(Excerpts from a figure dataset)
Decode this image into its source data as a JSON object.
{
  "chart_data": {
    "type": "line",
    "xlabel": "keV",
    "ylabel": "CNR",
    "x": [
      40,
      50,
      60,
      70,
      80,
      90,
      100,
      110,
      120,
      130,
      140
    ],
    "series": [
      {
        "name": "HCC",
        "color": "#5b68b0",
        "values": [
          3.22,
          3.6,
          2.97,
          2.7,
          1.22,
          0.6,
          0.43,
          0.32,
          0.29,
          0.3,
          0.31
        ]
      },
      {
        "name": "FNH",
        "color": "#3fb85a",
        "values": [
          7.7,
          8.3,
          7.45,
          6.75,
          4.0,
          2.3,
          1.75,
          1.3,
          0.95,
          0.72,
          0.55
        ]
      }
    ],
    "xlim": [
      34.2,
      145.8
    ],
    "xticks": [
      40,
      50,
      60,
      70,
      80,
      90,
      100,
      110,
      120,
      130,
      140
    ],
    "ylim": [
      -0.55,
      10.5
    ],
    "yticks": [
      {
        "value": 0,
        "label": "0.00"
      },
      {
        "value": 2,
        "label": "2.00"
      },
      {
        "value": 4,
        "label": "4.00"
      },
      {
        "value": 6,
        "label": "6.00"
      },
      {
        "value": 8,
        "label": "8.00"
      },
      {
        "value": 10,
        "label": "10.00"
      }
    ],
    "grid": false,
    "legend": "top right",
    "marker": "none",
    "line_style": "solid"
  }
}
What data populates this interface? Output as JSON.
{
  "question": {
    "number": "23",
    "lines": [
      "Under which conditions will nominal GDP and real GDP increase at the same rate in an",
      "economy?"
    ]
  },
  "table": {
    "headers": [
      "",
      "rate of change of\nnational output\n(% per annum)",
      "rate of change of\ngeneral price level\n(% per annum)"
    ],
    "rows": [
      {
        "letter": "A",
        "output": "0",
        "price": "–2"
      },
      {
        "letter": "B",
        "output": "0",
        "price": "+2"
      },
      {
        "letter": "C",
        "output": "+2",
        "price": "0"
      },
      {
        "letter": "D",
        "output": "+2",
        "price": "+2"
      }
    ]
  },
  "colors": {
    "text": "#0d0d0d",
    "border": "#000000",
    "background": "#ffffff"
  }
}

▶ WORK REQUIRED: Return all of the data word for word.

▶ THE RESPONSE:
Decode this image into its source data as a JSON object.
{
  "chart_data": {
    "type": "line",
    "xlabel": "keV",
    "ylabel": "CNR",
    "x": [
      40,
      50,
      60,
      70,
      80,
      90,
      100,
      110,
      120,
      130,
      140
    ],
    "series": [
      {
        "name": "HCC",
        "color": "#5b68b0",
        "values": [
          3.22,
          3.6,
          2.97,
          2.7,
          1.22,
          0.6,
          0.43,
          0.32,
          0.29,
          0.3,
          0.31
        ]
      },
      {
        "name": "FNH",
        "color": "#3fb85a",
        "values": [
          7.7,
          8.3,
          7.45,
          6.75,
          4.0,
          2.3,
          1.75,
          1.3,
          0.95,
          0.72,
          0.55
        ]
      }
    ],
    "xlim": [
      34.2,
      145.8
    ],
    "xticks": [
      40,
      50,
      60,
      70,
      80,
      90,
      100,
      110,
      120,
      130,
      140
    ],
    "ylim": [
      -0.55,
      10.5
    ],
    "yticks": [
      {
        "value": 0,
        "label": "0.00"
      },
      {
        "value": 2,
        "label": "2.00"
      },
      {
        "value": 4,
        "label": "4.00"
      },
      {
        "value": 6,
        "label": "6.00"
      },
      {
        "value": 8,
        "label": "8.00"
      },
      {
        "value": 10,
        "label": "10.00"
      }
    ],
    "grid": false,
    "legend": "top right",
    "marker": "none",
    "line_style": "solid"
  }
}
What data populates this interface? Output as JSON.
{
  "question": {
    "number": "23",
    "lines": [
      "Under which conditions will nominal GDP and real GDP increase at the same rate in an",
      "economy?"
    ]
  },
  "table": {
    "headers": [
      "",
      "rate of change of\nnational output\n(% per annum)",
      "rate of change of\ngeneral price level\n(% per annum)"
    ],
    "rows": [
      {
        "letter": "A",
        "output": "0",
        "price": "–2"
      },
      {
        "letter": "B",
        "output": "0",
        "price": "+2"
      },
      {
        "letter": "C",
        "output": "+2",
        "price": "0"
      },
      {
        "letter": "D",
        "output": "+2",
        "price": "+2"
      }
    ]
  },
  "colors": {
    "text": "#0d0d0d",
    "border": "#000000",
    "background": "#ffffff"
  }
}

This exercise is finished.